### Records to use
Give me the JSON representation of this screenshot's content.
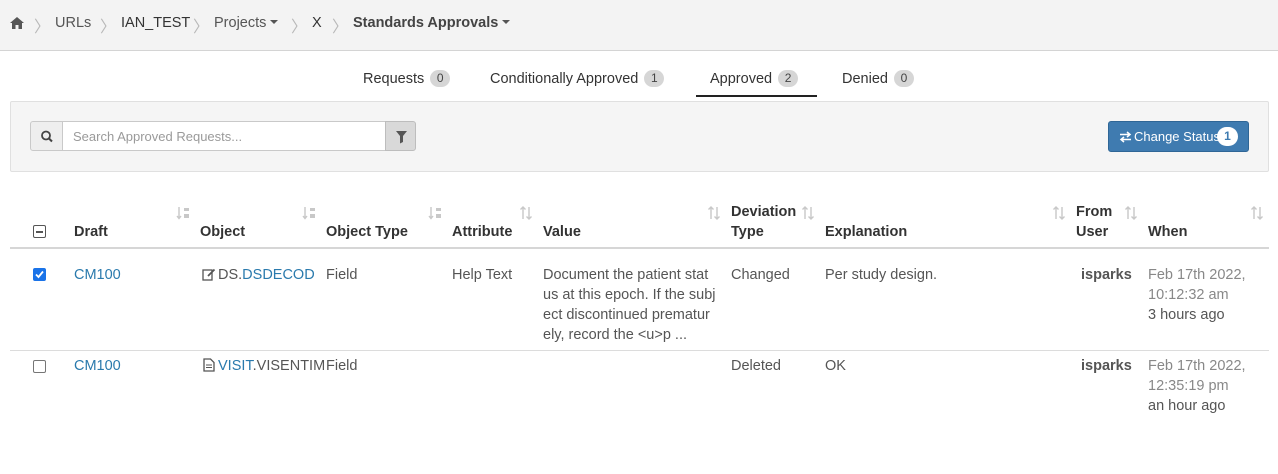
{
  "breadcrumb": {
    "home_icon": "home-icon",
    "items": [
      "URLs",
      "IAN_TEST",
      "Projects",
      "X",
      "Standards Approvals"
    ]
  },
  "tabs": [
    {
      "label": "Requests",
      "count": "0"
    },
    {
      "label": "Conditionally Approved",
      "count": "1"
    },
    {
      "label": "Approved",
      "count": "2",
      "active": true
    },
    {
      "label": "Denied",
      "count": "0"
    }
  ],
  "search": {
    "placeholder": "Search Approved Requests...",
    "value": ""
  },
  "change_status": {
    "label": "Change Status",
    "count": "1"
  },
  "table": {
    "headers": {
      "draft": "Draft",
      "object": "Object",
      "object_type": "Object Type",
      "attribute": "Attribute",
      "value": "Value",
      "deviation_type_1": "Deviation",
      "deviation_type_2": "Type",
      "explanation": "Explanation",
      "from_user_1": "From",
      "from_user_2": "User",
      "when": "When"
    },
    "rows": [
      {
        "checked": true,
        "draft": "CM100",
        "object_icon": "edit-icon",
        "object_prefix": "DS.",
        "object_name": "DSDECOD",
        "object_type": "Field",
        "attribute": "Help Text",
        "value_lines": [
          "Document the patient stat",
          "us at this epoch. If the subj",
          "ect discontinued prematur",
          "ely, record the <u>p ..."
        ],
        "deviation_type": "Changed",
        "explanation": "Per study design.",
        "from_user": "isparks",
        "when_date": "Feb 17th 2022,",
        "when_time": "10:12:32 am",
        "when_relative": "3 hours ago"
      },
      {
        "checked": false,
        "draft": "CM100",
        "object_icon": "document-icon",
        "object_prefix": "VISIT",
        "object_name": ".VISENTIM",
        "object_type": "Field",
        "attribute": "",
        "value_lines": [],
        "deviation_type": "Deleted",
        "explanation": "OK",
        "from_user": "isparks",
        "when_date": "Feb 17th 2022,",
        "when_time": "12:35:19 pm",
        "when_relative": "an hour ago"
      }
    ]
  },
  "colors": {
    "link": "#2a7aad",
    "primary_button": "#3f7bb0",
    "checkbox": "#1a73e8"
  }
}
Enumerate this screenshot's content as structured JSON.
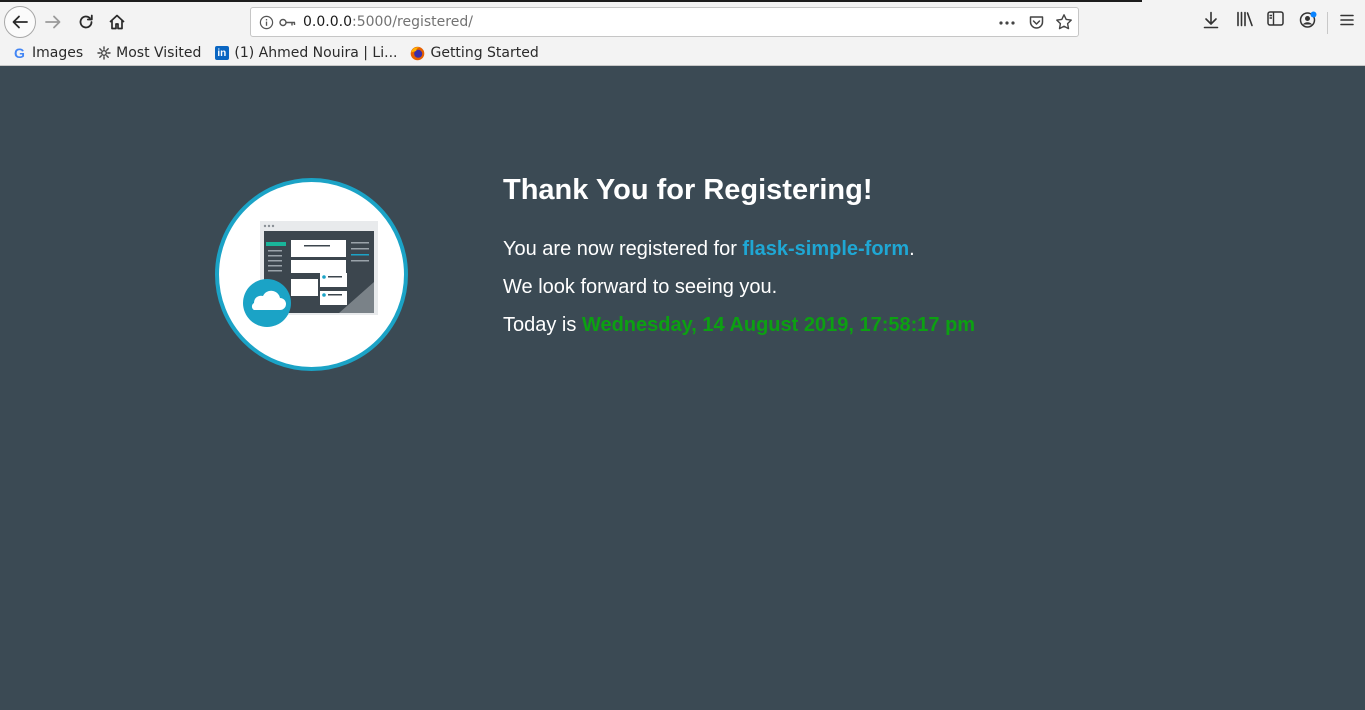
{
  "browser": {
    "url_host": "0.0.0.0",
    "url_path": ":5000/registered/",
    "bookmarks": [
      {
        "label": "Images",
        "icon": "google-icon"
      },
      {
        "label": "Most Visited",
        "icon": "gear-icon"
      },
      {
        "label": "(1) Ahmed Nouira | Li...",
        "icon": "linkedin-icon"
      },
      {
        "label": "Getting Started",
        "icon": "firefox-icon"
      }
    ]
  },
  "page": {
    "heading": "Thank You for Registering!",
    "line1_prefix": "You are now registered for ",
    "app_name": "flask-simple-form",
    "line1_suffix": ".",
    "line2": "We look forward to seeing you.",
    "line3_prefix": "Today is ",
    "date": "Wednesday, 14 August 2019, 17:58:17 pm"
  },
  "colors": {
    "background": "#3b4a54",
    "accent_blue": "#1fa7d4",
    "date_green": "#0ca012",
    "circle_border": "#1ba3c6"
  }
}
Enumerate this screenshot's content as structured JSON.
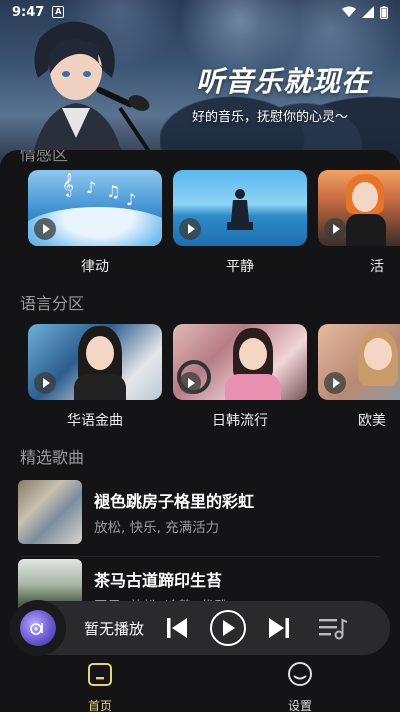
{
  "status_bar": {
    "time": "9:47",
    "notification_icon": "A"
  },
  "hero": {
    "title": "听音乐就现在",
    "subtitle": "好的音乐，抚慰你的心灵～"
  },
  "mood_section": {
    "title_partial": "情感区",
    "cards": [
      {
        "label": "律动"
      },
      {
        "label": "平静"
      },
      {
        "label": "活"
      }
    ]
  },
  "language_section": {
    "title": "语言分区",
    "cards": [
      {
        "label": "华语金曲"
      },
      {
        "label": "日韩流行"
      },
      {
        "label": "欧美"
      }
    ]
  },
  "featured_section": {
    "title": "精选歌曲",
    "songs": [
      {
        "title": "褪色跳房子格里的彩虹",
        "tags": "放松, 快乐, 充满活力"
      },
      {
        "title": "茶马古道蹄印生苔",
        "tags": "国风, 放松, 冷静, 优雅"
      }
    ]
  },
  "player": {
    "status": "暂无播放"
  },
  "bottom_nav": {
    "home_label": "首页",
    "settings_label": "设置"
  },
  "colors": {
    "accent": "#e6d27a",
    "panel": "#141416"
  }
}
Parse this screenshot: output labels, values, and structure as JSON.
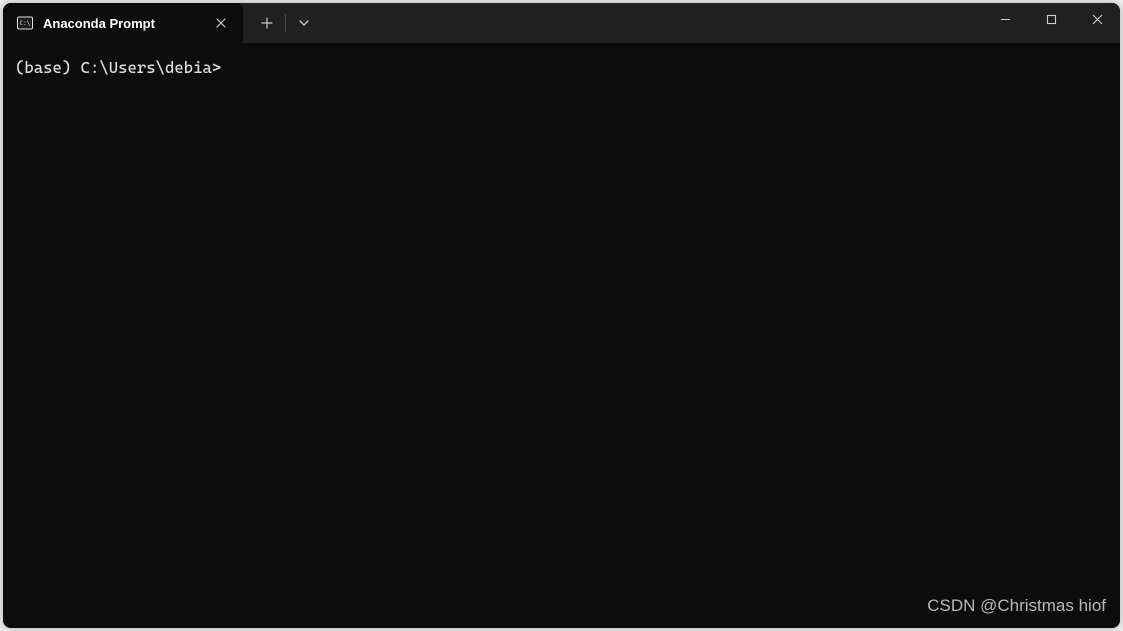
{
  "tab": {
    "title": "Anaconda Prompt",
    "icon": "cmd-icon"
  },
  "terminal": {
    "prompt": "(base) C:\\Users\\debia>"
  },
  "watermark": {
    "text": "CSDN @Christmas hiof"
  }
}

### To do
Leave out the pictures and reproduce the rest of the listing exactly.

### Expected answer
Give me the JSON representation of this screenshot's content.
{
  "breadcrumb": {
    "home_icon": "home-icon",
    "items": [
      "URLs",
      "IAN_TEST",
      "Projects",
      "X",
      "Standards Approvals"
    ]
  },
  "tabs": [
    {
      "label": "Requests",
      "count": "0"
    },
    {
      "label": "Conditionally Approved",
      "count": "1"
    },
    {
      "label": "Approved",
      "count": "2",
      "active": true
    },
    {
      "label": "Denied",
      "count": "0"
    }
  ],
  "search": {
    "placeholder": "Search Approved Requests...",
    "value": ""
  },
  "change_status": {
    "label": "Change Status",
    "count": "1"
  },
  "table": {
    "headers": {
      "draft": "Draft",
      "object": "Object",
      "object_type": "Object Type",
      "attribute": "Attribute",
      "value": "Value",
      "deviation_type_1": "Deviation",
      "deviation_type_2": "Type",
      "explanation": "Explanation",
      "from_user_1": "From",
      "from_user_2": "User",
      "when": "When"
    },
    "rows": [
      {
        "checked": true,
        "draft": "CM100",
        "object_icon": "edit-icon",
        "object_prefix": "DS.",
        "object_name": "DSDECOD",
        "object_type": "Field",
        "attribute": "Help Text",
        "value_lines": [
          "Document the patient stat",
          "us at this epoch. If the subj",
          "ect discontinued prematur",
          "ely, record the <u>p ..."
        ],
        "deviation_type": "Changed",
        "explanation": "Per study design.",
        "from_user": "isparks",
        "when_date": "Feb 17th 2022,",
        "when_time": "10:12:32 am",
        "when_relative": "3 hours ago"
      },
      {
        "checked": false,
        "draft": "CM100",
        "object_icon": "document-icon",
        "object_prefix": "VISIT",
        "object_name": ".VISENTIM",
        "object_type": "Field",
        "attribute": "",
        "value_lines": [],
        "deviation_type": "Deleted",
        "explanation": "OK",
        "from_user": "isparks",
        "when_date": "Feb 17th 2022,",
        "when_time": "12:35:19 pm",
        "when_relative": "an hour ago"
      }
    ]
  },
  "colors": {
    "link": "#2a7aad",
    "primary_button": "#3f7bb0",
    "checkbox": "#1a73e8"
  }
}
Enumerate this screenshot's content as structured JSON.
{
  "browser": {
    "url_host": "0.0.0.0",
    "url_path": ":5000/registered/",
    "bookmarks": [
      {
        "label": "Images",
        "icon": "google-icon"
      },
      {
        "label": "Most Visited",
        "icon": "gear-icon"
      },
      {
        "label": "(1) Ahmed Nouira | Li...",
        "icon": "linkedin-icon"
      },
      {
        "label": "Getting Started",
        "icon": "firefox-icon"
      }
    ]
  },
  "page": {
    "heading": "Thank You for Registering!",
    "line1_prefix": "You are now registered for ",
    "app_name": "flask-simple-form",
    "line1_suffix": ".",
    "line2": "We look forward to seeing you.",
    "line3_prefix": "Today is ",
    "date": "Wednesday, 14 August 2019, 17:58:17 pm"
  },
  "colors": {
    "background": "#3b4a54",
    "accent_blue": "#1fa7d4",
    "date_green": "#0ca012",
    "circle_border": "#1ba3c6"
  }
}
Enumerate this screenshot's content as structured JSON.
{
  "status_bar": {
    "time": "9:47",
    "notification_icon": "A"
  },
  "hero": {
    "title": "听音乐就现在",
    "subtitle": "好的音乐，抚慰你的心灵～"
  },
  "mood_section": {
    "title_partial": "情感区",
    "cards": [
      {
        "label": "律动"
      },
      {
        "label": "平静"
      },
      {
        "label": "活"
      }
    ]
  },
  "language_section": {
    "title": "语言分区",
    "cards": [
      {
        "label": "华语金曲"
      },
      {
        "label": "日韩流行"
      },
      {
        "label": "欧美"
      }
    ]
  },
  "featured_section": {
    "title": "精选歌曲",
    "songs": [
      {
        "title": "褪色跳房子格里的彩虹",
        "tags": "放松, 快乐, 充满活力"
      },
      {
        "title": "茶马古道蹄印生苔",
        "tags": "国风, 放松, 冷静, 优雅"
      }
    ]
  },
  "player": {
    "status": "暂无播放"
  },
  "bottom_nav": {
    "home_label": "首页",
    "settings_label": "设置"
  },
  "colors": {
    "accent": "#e6d27a",
    "panel": "#141416"
  }
}
Parse this screenshot: output labels, values, and structure as JSON.
{
  "tab": {
    "title": "Anaconda Prompt",
    "icon": "cmd-icon"
  },
  "terminal": {
    "prompt": "(base) C:\\Users\\debia>"
  },
  "watermark": {
    "text": "CSDN @Christmas hiof"
  }
}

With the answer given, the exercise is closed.